**Work to complete**
Tally the lines that hold the string "name", and reply with the count alone.

**Records for this exercise**
□ □ □ □ □

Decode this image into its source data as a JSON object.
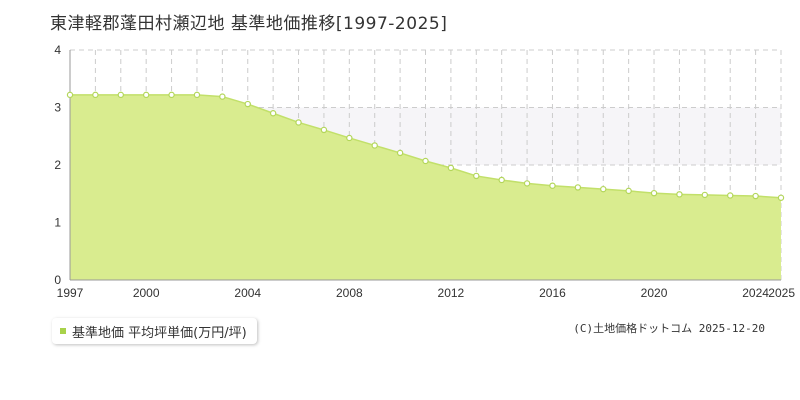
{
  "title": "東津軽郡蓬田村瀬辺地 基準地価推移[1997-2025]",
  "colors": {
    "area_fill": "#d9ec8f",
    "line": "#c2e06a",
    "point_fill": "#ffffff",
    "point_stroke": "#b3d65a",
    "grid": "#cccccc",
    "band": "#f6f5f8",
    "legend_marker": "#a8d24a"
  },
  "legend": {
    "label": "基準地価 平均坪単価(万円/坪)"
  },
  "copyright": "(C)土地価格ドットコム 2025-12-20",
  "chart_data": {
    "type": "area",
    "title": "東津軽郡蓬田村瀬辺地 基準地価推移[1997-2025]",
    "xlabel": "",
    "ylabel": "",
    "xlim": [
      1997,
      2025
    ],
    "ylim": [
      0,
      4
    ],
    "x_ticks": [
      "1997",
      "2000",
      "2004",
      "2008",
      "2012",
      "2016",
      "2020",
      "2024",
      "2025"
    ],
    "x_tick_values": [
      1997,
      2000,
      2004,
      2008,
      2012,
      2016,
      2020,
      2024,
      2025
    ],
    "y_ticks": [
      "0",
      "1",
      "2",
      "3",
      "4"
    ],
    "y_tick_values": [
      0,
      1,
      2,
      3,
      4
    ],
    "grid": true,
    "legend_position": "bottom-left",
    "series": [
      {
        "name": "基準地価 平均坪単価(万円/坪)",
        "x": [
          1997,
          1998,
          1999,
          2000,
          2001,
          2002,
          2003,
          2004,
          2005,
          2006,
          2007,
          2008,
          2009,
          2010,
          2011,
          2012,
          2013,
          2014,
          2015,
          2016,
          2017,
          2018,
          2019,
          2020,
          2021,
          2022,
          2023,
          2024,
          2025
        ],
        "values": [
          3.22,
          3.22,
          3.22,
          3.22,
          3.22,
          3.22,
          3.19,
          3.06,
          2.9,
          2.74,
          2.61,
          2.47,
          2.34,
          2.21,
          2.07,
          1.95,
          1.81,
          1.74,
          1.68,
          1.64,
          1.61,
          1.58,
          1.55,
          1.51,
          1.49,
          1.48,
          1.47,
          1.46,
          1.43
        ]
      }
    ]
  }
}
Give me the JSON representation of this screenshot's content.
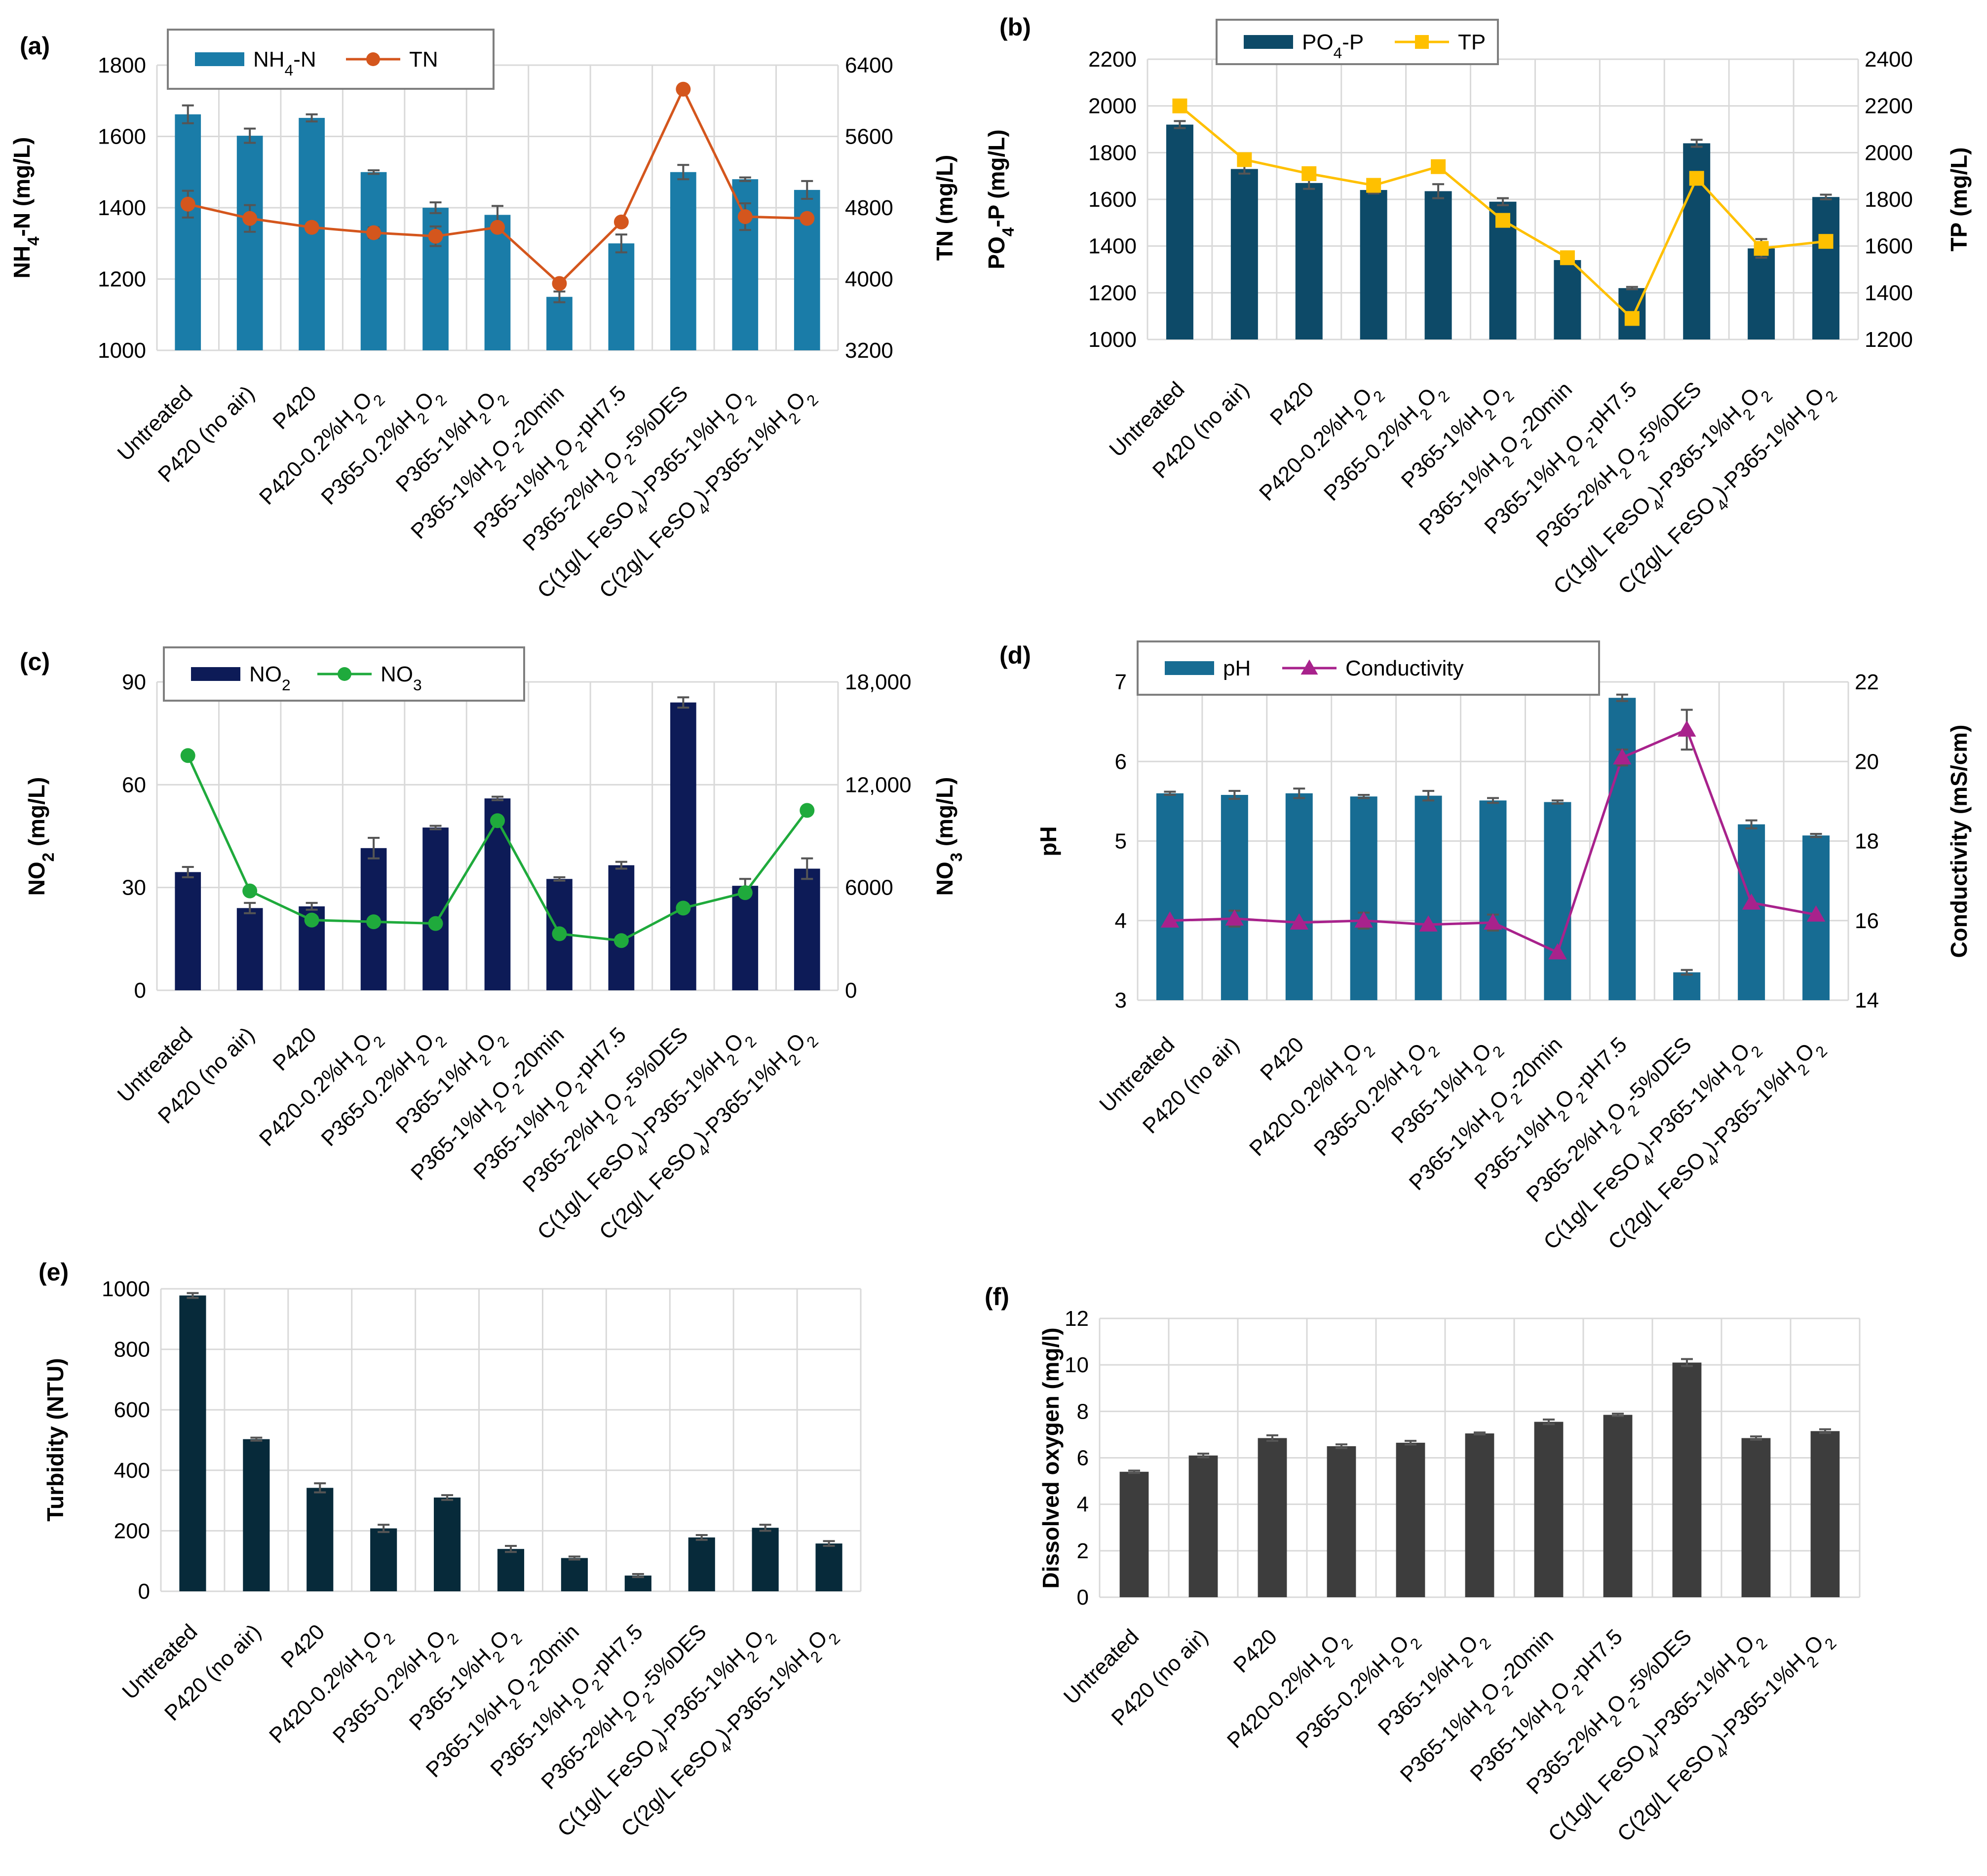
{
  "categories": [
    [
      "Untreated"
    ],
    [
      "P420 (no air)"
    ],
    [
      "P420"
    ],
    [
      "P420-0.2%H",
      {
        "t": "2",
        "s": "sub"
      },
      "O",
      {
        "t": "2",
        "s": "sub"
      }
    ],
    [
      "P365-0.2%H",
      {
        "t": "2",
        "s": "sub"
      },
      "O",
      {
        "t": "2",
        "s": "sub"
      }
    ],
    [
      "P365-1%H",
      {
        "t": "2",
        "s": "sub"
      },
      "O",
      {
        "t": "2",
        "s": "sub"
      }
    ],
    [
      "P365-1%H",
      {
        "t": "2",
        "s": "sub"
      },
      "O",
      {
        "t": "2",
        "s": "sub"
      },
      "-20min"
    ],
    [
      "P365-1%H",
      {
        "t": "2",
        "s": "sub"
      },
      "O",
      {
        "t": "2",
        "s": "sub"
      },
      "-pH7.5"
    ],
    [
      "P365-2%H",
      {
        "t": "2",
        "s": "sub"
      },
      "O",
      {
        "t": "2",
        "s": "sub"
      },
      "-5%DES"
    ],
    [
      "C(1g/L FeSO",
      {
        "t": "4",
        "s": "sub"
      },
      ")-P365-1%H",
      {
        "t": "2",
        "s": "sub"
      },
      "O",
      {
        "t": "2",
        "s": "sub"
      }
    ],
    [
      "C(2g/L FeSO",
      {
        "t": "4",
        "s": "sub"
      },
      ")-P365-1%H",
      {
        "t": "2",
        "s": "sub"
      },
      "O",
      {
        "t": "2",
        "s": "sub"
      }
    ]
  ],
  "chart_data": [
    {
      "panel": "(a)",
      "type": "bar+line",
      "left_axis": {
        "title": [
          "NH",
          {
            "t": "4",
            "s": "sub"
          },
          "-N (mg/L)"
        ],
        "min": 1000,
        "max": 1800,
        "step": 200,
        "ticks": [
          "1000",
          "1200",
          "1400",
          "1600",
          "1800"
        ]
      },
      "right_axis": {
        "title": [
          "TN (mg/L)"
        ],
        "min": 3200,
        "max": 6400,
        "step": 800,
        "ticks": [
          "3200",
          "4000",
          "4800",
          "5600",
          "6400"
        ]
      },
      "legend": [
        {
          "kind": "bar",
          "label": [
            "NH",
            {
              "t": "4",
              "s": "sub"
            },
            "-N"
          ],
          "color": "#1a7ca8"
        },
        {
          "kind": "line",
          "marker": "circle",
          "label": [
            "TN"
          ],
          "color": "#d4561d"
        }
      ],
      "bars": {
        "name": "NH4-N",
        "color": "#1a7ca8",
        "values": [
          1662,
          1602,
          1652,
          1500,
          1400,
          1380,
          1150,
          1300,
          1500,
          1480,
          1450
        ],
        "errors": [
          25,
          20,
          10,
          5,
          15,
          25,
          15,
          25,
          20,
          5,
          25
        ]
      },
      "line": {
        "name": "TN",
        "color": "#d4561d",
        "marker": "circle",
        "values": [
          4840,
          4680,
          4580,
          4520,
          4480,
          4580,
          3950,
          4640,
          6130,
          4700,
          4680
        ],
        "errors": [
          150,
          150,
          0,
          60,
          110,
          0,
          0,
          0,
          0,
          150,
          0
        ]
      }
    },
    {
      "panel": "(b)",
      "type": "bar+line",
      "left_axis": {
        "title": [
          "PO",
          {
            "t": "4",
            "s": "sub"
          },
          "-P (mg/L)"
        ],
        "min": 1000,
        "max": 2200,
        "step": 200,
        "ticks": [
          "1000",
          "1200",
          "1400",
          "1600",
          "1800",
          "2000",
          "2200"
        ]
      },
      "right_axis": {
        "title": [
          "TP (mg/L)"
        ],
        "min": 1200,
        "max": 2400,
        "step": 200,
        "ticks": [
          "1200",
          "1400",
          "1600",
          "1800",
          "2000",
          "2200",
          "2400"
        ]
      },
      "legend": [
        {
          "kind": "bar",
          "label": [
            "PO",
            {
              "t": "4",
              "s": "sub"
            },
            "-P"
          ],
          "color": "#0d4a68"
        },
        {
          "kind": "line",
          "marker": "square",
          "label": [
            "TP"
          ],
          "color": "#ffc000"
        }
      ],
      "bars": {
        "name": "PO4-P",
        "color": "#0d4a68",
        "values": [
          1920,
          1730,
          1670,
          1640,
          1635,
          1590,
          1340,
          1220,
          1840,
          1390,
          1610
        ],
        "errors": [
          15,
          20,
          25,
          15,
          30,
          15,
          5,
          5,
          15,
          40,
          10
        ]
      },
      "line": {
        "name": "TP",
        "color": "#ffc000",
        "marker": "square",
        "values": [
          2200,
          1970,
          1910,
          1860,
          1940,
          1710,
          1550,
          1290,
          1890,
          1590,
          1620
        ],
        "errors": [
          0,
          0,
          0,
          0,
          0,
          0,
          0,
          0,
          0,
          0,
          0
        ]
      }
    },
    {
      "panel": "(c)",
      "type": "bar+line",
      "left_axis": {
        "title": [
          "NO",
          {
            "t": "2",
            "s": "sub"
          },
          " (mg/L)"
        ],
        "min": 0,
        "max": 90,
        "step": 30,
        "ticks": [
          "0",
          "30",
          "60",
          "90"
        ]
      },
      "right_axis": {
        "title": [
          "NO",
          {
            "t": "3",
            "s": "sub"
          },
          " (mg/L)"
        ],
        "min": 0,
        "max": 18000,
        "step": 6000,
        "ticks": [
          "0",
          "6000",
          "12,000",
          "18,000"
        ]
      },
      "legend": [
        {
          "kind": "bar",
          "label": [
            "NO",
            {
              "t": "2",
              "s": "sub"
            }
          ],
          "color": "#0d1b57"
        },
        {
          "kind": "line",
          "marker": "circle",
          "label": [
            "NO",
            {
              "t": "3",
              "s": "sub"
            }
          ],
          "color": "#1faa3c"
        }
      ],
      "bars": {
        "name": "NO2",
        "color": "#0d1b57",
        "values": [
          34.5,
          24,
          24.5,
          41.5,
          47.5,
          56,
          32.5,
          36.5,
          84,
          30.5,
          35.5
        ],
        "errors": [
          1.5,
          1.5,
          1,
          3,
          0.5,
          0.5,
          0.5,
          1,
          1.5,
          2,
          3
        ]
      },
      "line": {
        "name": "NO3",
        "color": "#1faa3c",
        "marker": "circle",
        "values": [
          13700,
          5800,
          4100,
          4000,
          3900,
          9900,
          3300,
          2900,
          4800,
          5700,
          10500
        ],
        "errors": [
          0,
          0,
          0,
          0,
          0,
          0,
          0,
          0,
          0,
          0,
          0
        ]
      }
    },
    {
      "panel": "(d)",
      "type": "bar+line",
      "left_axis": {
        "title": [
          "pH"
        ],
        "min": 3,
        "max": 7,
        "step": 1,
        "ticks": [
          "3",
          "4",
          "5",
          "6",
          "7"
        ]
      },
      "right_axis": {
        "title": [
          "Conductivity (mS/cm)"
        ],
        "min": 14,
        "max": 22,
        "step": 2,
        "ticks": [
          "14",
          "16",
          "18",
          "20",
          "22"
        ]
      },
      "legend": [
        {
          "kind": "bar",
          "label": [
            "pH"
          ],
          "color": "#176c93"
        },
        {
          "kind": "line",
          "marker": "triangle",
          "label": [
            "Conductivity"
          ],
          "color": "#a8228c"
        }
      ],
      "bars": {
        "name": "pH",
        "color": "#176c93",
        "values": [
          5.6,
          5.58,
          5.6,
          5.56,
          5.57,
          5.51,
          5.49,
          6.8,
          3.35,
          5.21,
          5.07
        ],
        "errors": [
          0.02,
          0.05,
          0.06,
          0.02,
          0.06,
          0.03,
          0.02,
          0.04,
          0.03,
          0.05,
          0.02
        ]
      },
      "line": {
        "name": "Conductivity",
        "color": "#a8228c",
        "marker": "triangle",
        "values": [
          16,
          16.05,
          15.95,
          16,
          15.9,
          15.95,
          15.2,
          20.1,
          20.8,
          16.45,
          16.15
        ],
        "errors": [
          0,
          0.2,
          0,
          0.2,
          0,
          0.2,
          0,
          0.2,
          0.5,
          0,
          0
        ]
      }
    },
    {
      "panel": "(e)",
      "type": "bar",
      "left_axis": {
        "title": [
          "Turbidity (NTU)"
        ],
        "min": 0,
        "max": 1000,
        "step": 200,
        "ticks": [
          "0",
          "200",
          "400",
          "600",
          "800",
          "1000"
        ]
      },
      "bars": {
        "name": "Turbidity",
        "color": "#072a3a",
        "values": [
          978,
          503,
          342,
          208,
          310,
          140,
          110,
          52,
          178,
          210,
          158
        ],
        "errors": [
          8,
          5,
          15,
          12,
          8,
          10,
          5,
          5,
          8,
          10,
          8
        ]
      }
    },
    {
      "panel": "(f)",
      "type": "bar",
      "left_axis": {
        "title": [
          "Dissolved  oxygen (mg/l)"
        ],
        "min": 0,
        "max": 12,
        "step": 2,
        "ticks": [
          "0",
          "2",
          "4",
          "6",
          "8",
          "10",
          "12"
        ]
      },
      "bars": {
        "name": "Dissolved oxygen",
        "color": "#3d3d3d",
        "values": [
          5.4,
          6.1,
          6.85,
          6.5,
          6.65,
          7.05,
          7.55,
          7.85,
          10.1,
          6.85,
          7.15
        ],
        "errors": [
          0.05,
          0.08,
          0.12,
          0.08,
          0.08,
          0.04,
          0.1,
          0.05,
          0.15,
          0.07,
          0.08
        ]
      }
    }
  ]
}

□ □ □ □ □

**The reply**
11